Collected data entries
───

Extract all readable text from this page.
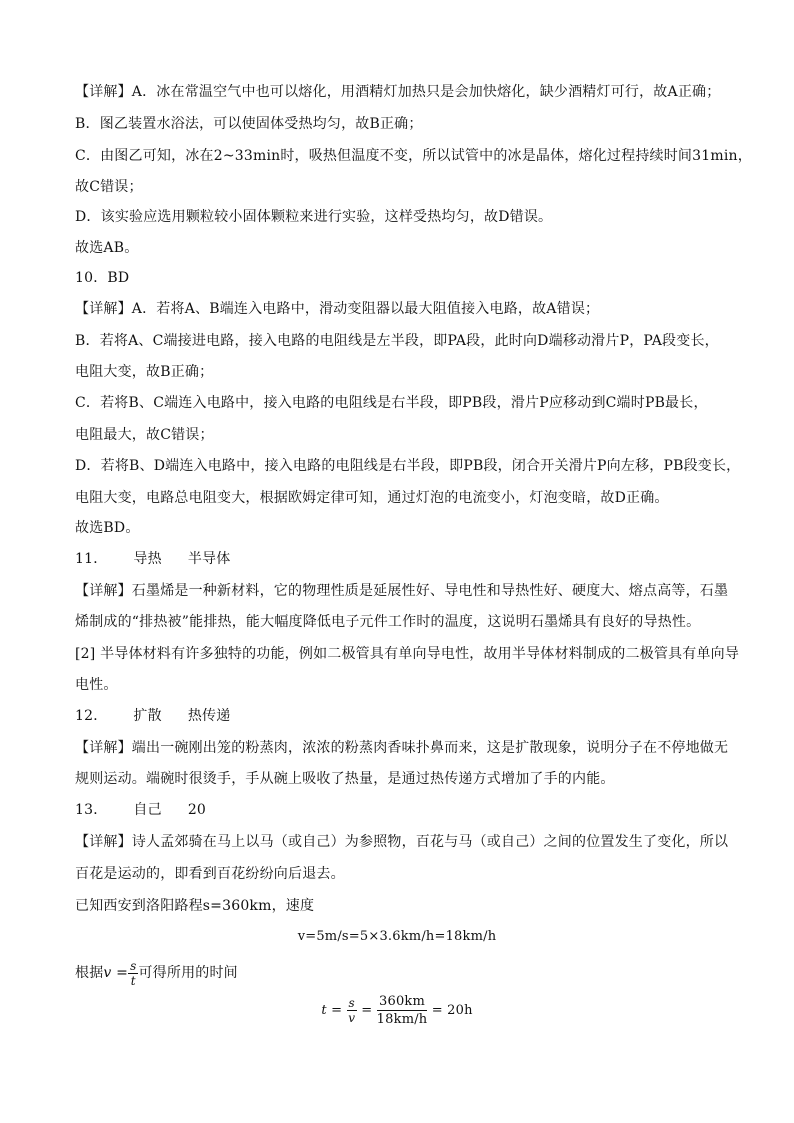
【详解】A．冰在常温空气中也可以熔化，用酒精灯加热只是会加快熔化，缺少酒精灯可行，故A正确；
B．图乙装置水浴法，可以使固体受热均匀，故B正确；
C．由图乙可知，冰在2~33min时，吸热但温度不变，所以试管中的冰是晶体，熔化过程持续时间31min，
故C错误；
D．该实验应选用颗粒较小固体颗粒来进行实验，这样受热均匀，故D错误。
故选AB。
10．BD
【详解】A．若将A、B端连入电路中，滑动变阻器以最大阻值接入电路，故A错误；
B．若将A、C端接进电路，接入电路的电阻线是左半段，即PA段，此时向D端移动滑片P，PA段变长，
电阻大变，故B正确；
C．若将B、C端连入电路中，接入电路的电阻线是右半段，即PB段，滑片P应移动到C端时PB最长，
电阻最大，故C错误；
D．若将B、D端连入电路中，接入电路的电阻线是右半段，即PB段，闭合开关滑片P向左移，PB段变长，
电阻大变，电路总电阻变大，根据欧姆定律可知，通过灯泡的电流变小，灯泡变暗，故D正确。
故选BD。
11． 导热 半导体
【详解】石墨烯是一种新材料，它的物理性质是延展性好、导电性和导热性好、硬度大、熔点高等，石墨
烯制成的“排热被”能排热，能大幅度降低电子元件工作时的温度，这说明石墨烯具有良好的导热性。
[2] 半导体材料有许多独特的功能，例如二极管具有单向导电性，故用半导体材料制成的二极管具有单向导
电性。
12． 扩散 热传递
【详解】端出一碗刚出笼的粉蒸肉，浓浓的粉蒸肉香味扑鼻而来，这是扩散现象，说明分子在不停地做无
规则运动。端碗时很烫手，手从碗上吸收了热量，是通过热传递方式增加了手的内能。
13． 自己 20
【详解】诗人孟郊骑在马上以马（或自己）为参照物，百花与马（或自己）之间的位置发生了变化，所以
百花是运动的，即看到百花纷纷向后退去。
已知西安到洛阳路程s=360km，速度
v=5m/s=5×3.6km/h=18km/h
根据$v = \frac{s}{t}$ 可得所用的时间
$t = \frac{s}{v} = \frac{360km}{18km/h} = 20h$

───

[TASK PROMPT] Using the listing, copy every line where the word "接入电路的电阻线是右半段" shows up.

[EXERCISE RESPONSE]
C．若将B、C端连入电路中，接入电路的电阻线是右半段，即PB段，滑片P应移动到C端时PB最长，
D．若将B、D端连入电路中，接入电路的电阻线是右半段，即PB段，闭合开关滑片P向左移，PB段变长，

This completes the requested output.